DATA SECTION:
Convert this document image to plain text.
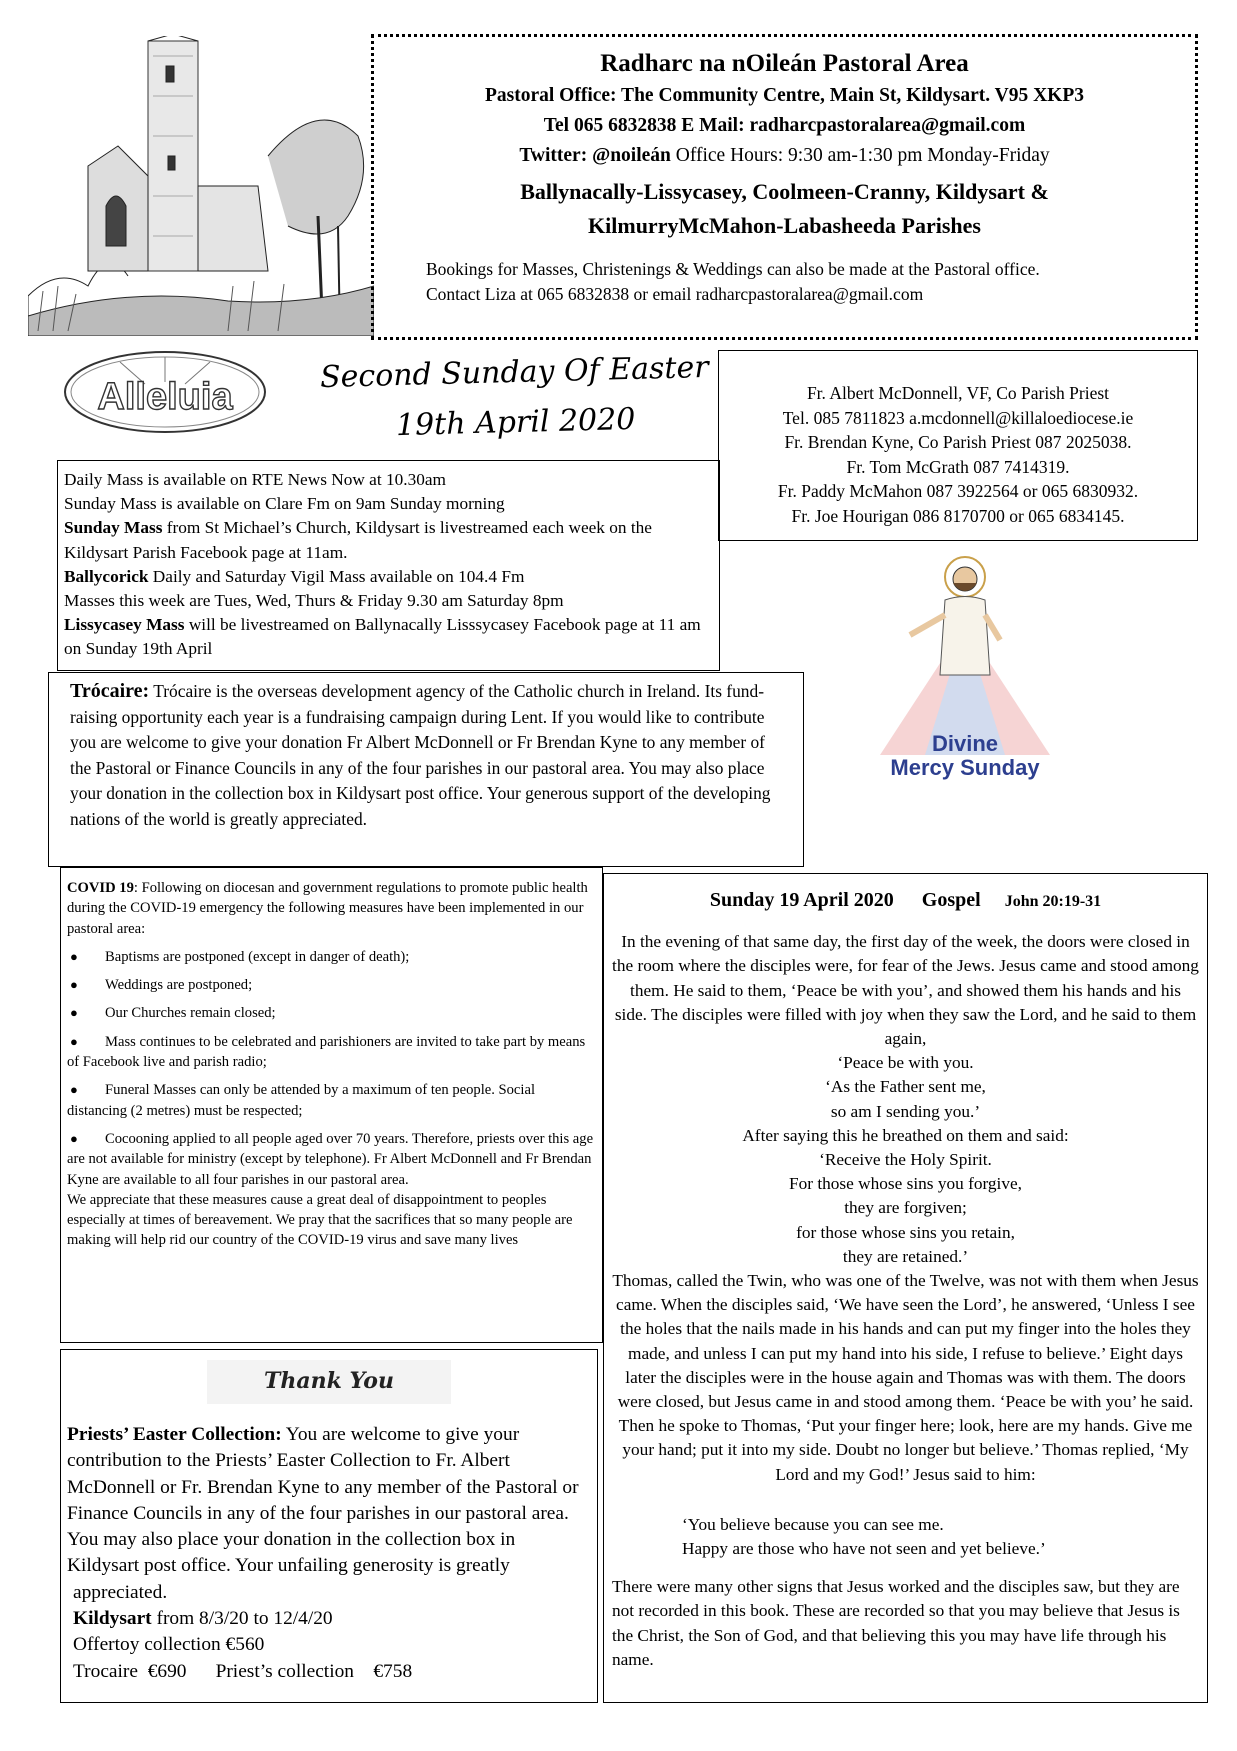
Radharc na nOileán Pastoral Area

Pastoral Office: The Community Centre, Main St, Kildysart. V95 XKP3

Tel 065 6832838 E Mail: radharcpastoralarea@gmail.com

Twitter: @noileán Office Hours: 9:30 am-1:30 pm Monday-Friday

Ballynacally-Lissycasey, Coolmeen-Cranny, Kildysart &

KilmurryMcMahon-Labasheeda Parishes

Bookings for Masses, Christenings & Weddings can also be made at the Pastoral office.

Contact Liza at 065 6832838 or email radharcpastoralarea@gmail.com

Alleluia

Second Sunday Of Easter

19th April 2020

Fr. Albert McDonnell, VF, Co Parish Priest

Tel. 085 7811823 a.mcdonnell@killaloediocese.ie

Fr. Brendan Kyne, Co Parish Priest 087 2025038.

Fr. Tom McGrath 087 7414319.

Fr. Paddy McMahon 087 3922564 or 065 6830932.

Fr. Joe Hourigan 086 8170700 or 065 6834145.

Daily Mass is available on RTE News Now at 10.30am

Sunday Mass is available on Clare Fm on 9am Sunday morning

Sunday Mass from St Michael’s Church, Kildysart is livestreamed each week on the Kildysart Parish Facebook page at 11am.

Ballycorick Daily and Saturday Vigil Mass available on 104.4 Fm

Masses this week are Tues, Wed, Thurs & Friday 9.30 am Saturday 8pm

Lissycasey Mass will be livestreamed on Ballynacally Lisssycasey Facebook page at 11 am on Sunday 19th April

Trócaire: Trócaire is the overseas development agency of the Catholic church in Ireland. Its fund-raising opportunity each year is a fundraising campaign during Lent. If you would like to contribute you are welcome to give your donation Fr Albert McDonnell or Fr Brendan Kyne to any member of the Pastoral or Finance Councils in any of the four parishes in our pastoral area. You may also place your donation in the collection box in Kildysart post office. Your generous support of the developing nations of the world is greatly appreciated.

Divine
Mercy Sunday

COVID 19: Following on diocesan and government regulations to promote public health during the COVID-19 emergency the following measures have been implemented in our pastoral area:

● Baptisms are postponed (except in danger of death);

● Weddings are postponed;

● Our Churches remain closed;

● Mass continues to be celebrated and parishioners are invited to take part by means of Facebook live and parish radio;

● Funeral Masses can only be attended by a maximum of ten people. Social distancing (2 metres) must be respected;

● Cocooning applied to all people aged over 70 years. Therefore, priests over this age are not available for ministry (except by telephone). Fr Albert McDonnell and Fr Brendan Kyne are available to all four parishes in our pastoral area.

We appreciate that these measures cause a great deal of disappointment to peoples especially at times of bereavement. We pray that the sacrifices that so many people are making will help rid our country of the COVID-19 virus and save many lives

Sunday 19 April 2020 Gospel John 20:19-31

In the evening of that same day, the first day of the week, the doors were closed in the room where the disciples were, for fear of the Jews. Jesus came and stood among them. He said to them, ‘Peace be with you’, and showed them his hands and his side. The disciples were filled with joy when they saw the Lord, and he said to them again,

‘Peace be with you.

‘As the Father sent me,

so am I sending you.’

After saying this he breathed on them and said:

‘Receive the Holy Spirit.

For those whose sins you forgive,

they are forgiven;

for those whose sins you retain,

they are retained.’

Thomas, called the Twin, who was one of the Twelve, was not with them when Jesus came. When the disciples said, ‘We have seen the Lord’, he answered, ‘Unless I see the holes that the nails made in his hands and can put my finger into the holes they made, and unless I can put my hand into his side, I refuse to believe.’ Eight days later the disciples were in the house again and Thomas was with them. The doors were closed, but Jesus came in and stood among them. ‘Peace be with you’ he said. Then he spoke to Thomas, ‘Put your finger here; look, here are my hands. Give me your hand; put it into my side. Doubt no longer but believe.’ Thomas replied, ‘My Lord and my God!’ Jesus said to him:

‘You believe because you can see me.

Happy are those who have not seen and yet believe.’

There were many other signs that Jesus worked and the disciples saw, but they are not recorded in this book. These are recorded so that you may believe that Jesus is the Christ, the Son of God, and that believing this you may have life through his name.

Thank You

Priests’ Easter Collection: You are welcome to give your contribution to the Priests’ Easter Collection to Fr. Albert McDonnell or Fr. Brendan Kyne to any member of the Pastoral or Finance Councils in any of the four parishes in our pastoral area. You may also place your donation in the collection box in Kildysart post office. Your unfailing generosity is greatly

appreciated.

Kildysart from 8/3/20 to 12/4/20

Offertoy collection €560

Trocaire €690 Priest’s collection €758
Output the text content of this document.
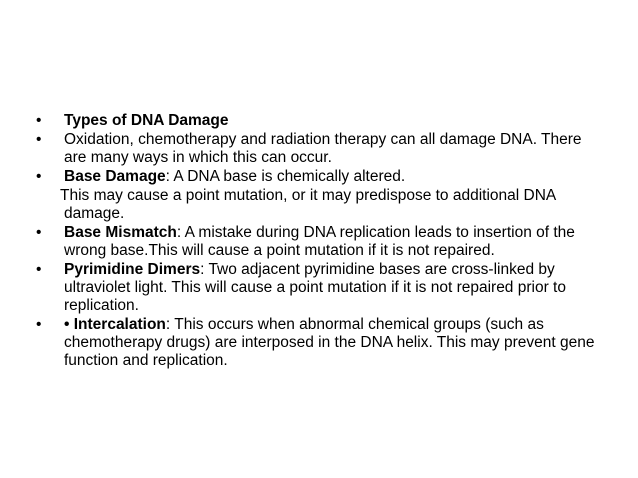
•	Types of DNA Damage
•	Oxidation, chemotherapy and radiation therapy can all damage DNA. There are many ways in which this can occur.
•	Base Damage: A DNA base is chemically altered.
This may cause a point mutation, or it may predispose to additional DNA damage.
•	Base Mismatch: A mistake during DNA replication leads to insertion of the wrong base.This will cause a point mutation if it is not repaired.
•	Pyrimidine Dimers: Two adjacent pyrimidine bases are cross-linked by ultraviolet light. This will cause a point mutation if it is not repaired prior to replication.
•	• Intercalation: This occurs when abnormal chemical groups (such as chemotherapy drugs) are interposed in the DNA helix. This may prevent gene function and replication.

TRY IT: Go over the data and return every line that includes the word "chemotherapy".

ANSWER:
•	Oxidation, chemotherapy and radiation therapy can all damage DNA. There are many ways in which this can occur.
•	• Intercalation: This occurs when abnormal chemical groups (such as chemotherapy drugs) are interposed in the DNA helix. This may prevent gene function and replication.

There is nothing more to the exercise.